Scan the records for the word "frac". Copy each line that includes it.

[Records]
-- BEGIN --
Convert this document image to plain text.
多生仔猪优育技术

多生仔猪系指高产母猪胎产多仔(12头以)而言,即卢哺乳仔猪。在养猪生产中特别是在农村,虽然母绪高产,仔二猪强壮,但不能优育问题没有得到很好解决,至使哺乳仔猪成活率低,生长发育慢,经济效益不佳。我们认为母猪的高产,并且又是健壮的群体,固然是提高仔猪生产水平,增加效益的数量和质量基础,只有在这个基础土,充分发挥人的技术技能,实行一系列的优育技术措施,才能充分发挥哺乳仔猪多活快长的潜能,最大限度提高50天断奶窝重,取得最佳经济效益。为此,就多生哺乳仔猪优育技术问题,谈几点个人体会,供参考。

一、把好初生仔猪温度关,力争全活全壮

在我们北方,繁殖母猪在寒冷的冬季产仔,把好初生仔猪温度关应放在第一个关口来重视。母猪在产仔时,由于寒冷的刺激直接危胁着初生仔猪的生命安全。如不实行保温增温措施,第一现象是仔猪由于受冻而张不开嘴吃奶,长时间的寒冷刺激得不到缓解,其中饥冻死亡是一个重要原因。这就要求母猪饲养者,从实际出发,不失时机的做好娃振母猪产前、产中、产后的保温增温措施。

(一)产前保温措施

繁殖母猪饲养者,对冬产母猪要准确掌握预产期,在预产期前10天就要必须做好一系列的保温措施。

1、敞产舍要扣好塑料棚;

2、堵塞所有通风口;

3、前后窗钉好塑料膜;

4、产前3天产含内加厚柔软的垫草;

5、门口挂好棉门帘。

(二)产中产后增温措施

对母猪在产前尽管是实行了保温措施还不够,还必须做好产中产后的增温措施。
-- END --
-- BEGIN --
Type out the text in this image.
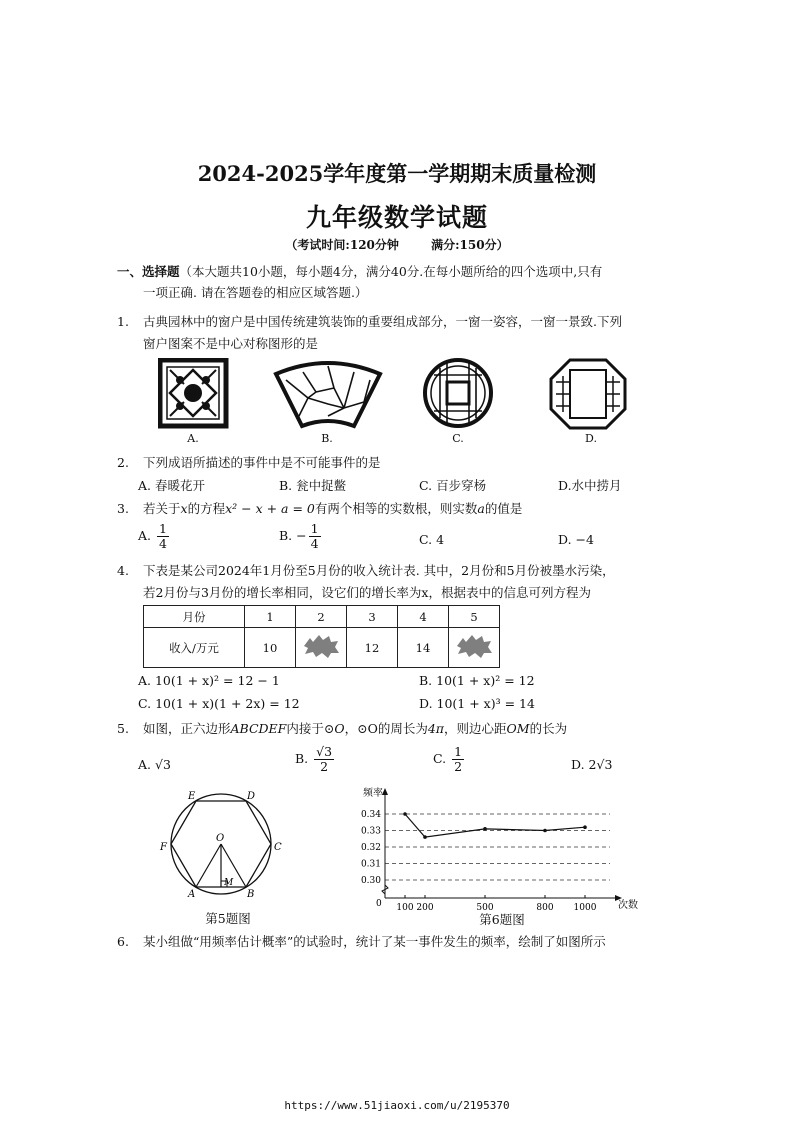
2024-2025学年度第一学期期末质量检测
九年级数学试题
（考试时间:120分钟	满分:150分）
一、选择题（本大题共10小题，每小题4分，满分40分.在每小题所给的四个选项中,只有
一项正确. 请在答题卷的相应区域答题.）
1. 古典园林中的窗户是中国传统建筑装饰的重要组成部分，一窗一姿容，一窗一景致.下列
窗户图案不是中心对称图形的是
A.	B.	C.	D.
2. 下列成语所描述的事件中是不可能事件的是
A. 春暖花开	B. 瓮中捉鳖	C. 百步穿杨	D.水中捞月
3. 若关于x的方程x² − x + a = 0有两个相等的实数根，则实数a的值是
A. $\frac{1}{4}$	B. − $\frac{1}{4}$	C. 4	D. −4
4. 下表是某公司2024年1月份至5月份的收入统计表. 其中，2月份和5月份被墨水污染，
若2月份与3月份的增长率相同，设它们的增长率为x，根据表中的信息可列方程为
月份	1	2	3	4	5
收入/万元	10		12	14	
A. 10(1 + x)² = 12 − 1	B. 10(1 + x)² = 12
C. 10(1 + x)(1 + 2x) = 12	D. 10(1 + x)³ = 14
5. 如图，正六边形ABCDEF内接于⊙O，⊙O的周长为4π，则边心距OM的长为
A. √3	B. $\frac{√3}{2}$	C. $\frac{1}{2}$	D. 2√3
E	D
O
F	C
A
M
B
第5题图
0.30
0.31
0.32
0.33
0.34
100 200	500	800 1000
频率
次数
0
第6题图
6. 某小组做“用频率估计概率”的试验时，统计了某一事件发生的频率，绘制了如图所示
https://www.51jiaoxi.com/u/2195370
-- END --
-- BEGIN --
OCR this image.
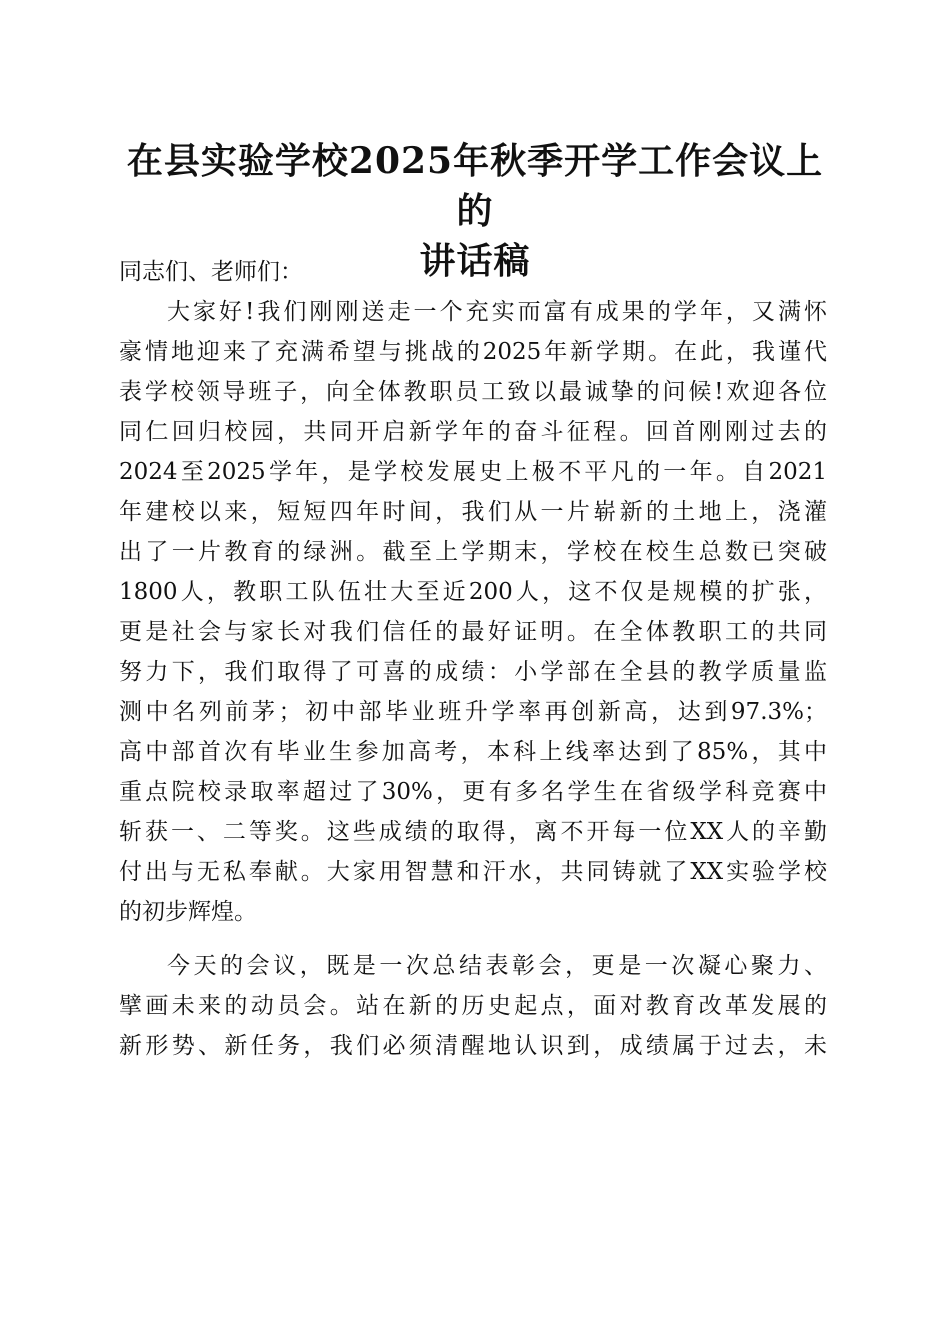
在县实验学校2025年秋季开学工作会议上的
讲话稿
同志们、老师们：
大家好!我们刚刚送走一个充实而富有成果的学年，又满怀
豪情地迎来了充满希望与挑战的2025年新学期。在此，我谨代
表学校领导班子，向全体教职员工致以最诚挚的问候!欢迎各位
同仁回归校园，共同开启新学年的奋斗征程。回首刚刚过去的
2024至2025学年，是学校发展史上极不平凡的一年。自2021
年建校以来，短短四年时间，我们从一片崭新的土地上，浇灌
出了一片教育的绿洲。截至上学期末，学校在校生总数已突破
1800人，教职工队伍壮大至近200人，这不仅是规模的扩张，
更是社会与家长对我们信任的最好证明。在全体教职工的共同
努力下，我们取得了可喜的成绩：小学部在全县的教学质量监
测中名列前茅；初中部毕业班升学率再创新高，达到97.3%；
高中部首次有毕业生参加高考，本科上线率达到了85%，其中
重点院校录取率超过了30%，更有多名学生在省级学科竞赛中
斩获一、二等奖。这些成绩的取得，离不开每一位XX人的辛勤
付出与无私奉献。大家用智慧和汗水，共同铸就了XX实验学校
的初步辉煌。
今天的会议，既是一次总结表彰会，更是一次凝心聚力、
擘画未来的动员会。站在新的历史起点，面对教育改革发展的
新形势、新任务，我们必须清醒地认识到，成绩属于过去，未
-- END --
**TASK OUTPUT**
A. $\frac{1}{4}$	B. − $\frac{1}{4}$	C. 4	D. −4
A. √3	B. $\frac{√3}{2}$	C. $\frac{1}{2}$	D. 2√3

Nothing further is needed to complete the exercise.